Stated goal —
Read the listing and extract each line that includes the word "bags".

# Start of Input for this task

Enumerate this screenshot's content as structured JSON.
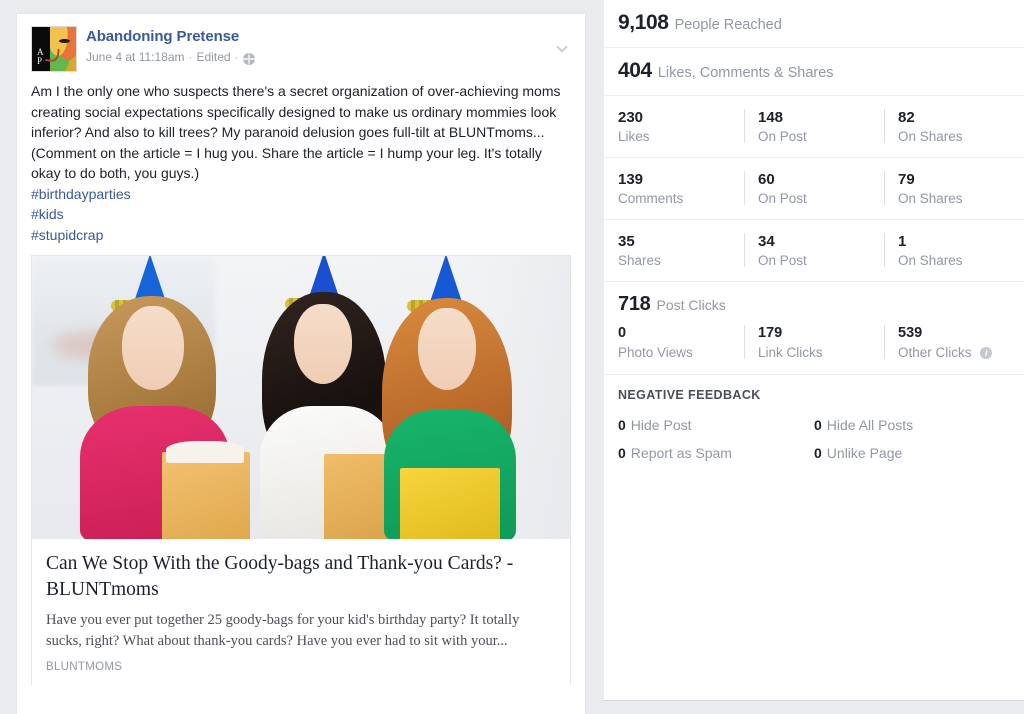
{
  "post": {
    "page_name": "Abandoning Pretense",
    "timestamp": "June 4 at 11:18am",
    "edited_label": "Edited",
    "separator": "·",
    "privacy_icon": "globe-icon",
    "menu_icon": "chevron-down-icon",
    "avatar_monogram": "A\nP",
    "message": "Am I the only one who suspects there's a secret organization of over-achieving moms creating social expectations specifically designed to make us ordinary mommies look inferior? And also to kill trees? My paranoid delusion goes full-tilt at BLUNTmoms... (Comment on the article = I hug you. Share the article = I hump your leg. It's totally okay to do both, you guys.)",
    "hashtags": [
      "#birthdayparties",
      "#kids",
      "#stupidcrap"
    ],
    "link_preview": {
      "title": "Can We Stop With the Goody-bags and Thank-you Cards? - BLUNTmoms",
      "description": "Have you ever put together 25 goody-bags for your kid's birthday party? It totally sucks, right? What about thank-you cards? Have you ever had to sit with your...",
      "domain": "BLUNTMOMS",
      "image_alt": "Three women wearing blue party hats holding gift boxes and blowing party horns"
    },
    "colors": {
      "link": "#3b5998",
      "text": "#1d2129",
      "muted": "#9197a3"
    }
  },
  "insights": {
    "reach": {
      "value": "9,108",
      "label": "People Reached"
    },
    "engagement": {
      "value": "404",
      "label": "Likes, Comments & Shares"
    },
    "rows": [
      {
        "total": {
          "value": "230",
          "label": "Likes"
        },
        "on_post": {
          "value": "148",
          "label": "On Post"
        },
        "on_shares": {
          "value": "82",
          "label": "On Shares"
        }
      },
      {
        "total": {
          "value": "139",
          "label": "Comments"
        },
        "on_post": {
          "value": "60",
          "label": "On Post"
        },
        "on_shares": {
          "value": "79",
          "label": "On Shares"
        }
      },
      {
        "total": {
          "value": "35",
          "label": "Shares"
        },
        "on_post": {
          "value": "34",
          "label": "On Post"
        },
        "on_shares": {
          "value": "1",
          "label": "On Shares"
        }
      }
    ],
    "clicks": {
      "total": {
        "value": "718",
        "label": "Post Clicks"
      },
      "photo_views": {
        "value": "0",
        "label": "Photo Views"
      },
      "link_clicks": {
        "value": "179",
        "label": "Link Clicks"
      },
      "other_clicks": {
        "value": "539",
        "label": "Other Clicks",
        "info_icon": "info-icon"
      }
    },
    "negative_feedback": {
      "title": "NEGATIVE FEEDBACK",
      "items": [
        {
          "value": "0",
          "label": "Hide Post"
        },
        {
          "value": "0",
          "label": "Hide All Posts"
        },
        {
          "value": "0",
          "label": "Report as Spam"
        },
        {
          "value": "0",
          "label": "Unlike Page"
        }
      ]
    }
  }
}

# End of Input for this task

Exercise answer —
      "title": "Can We Stop With the Goody-bags and Thank-you Cards? - BLUNTmoms",
      "description": "Have you ever put together 25 goody-bags for your kid's birthday party? It totally sucks, right? What about thank-you cards? Have you ever had to sit with your...",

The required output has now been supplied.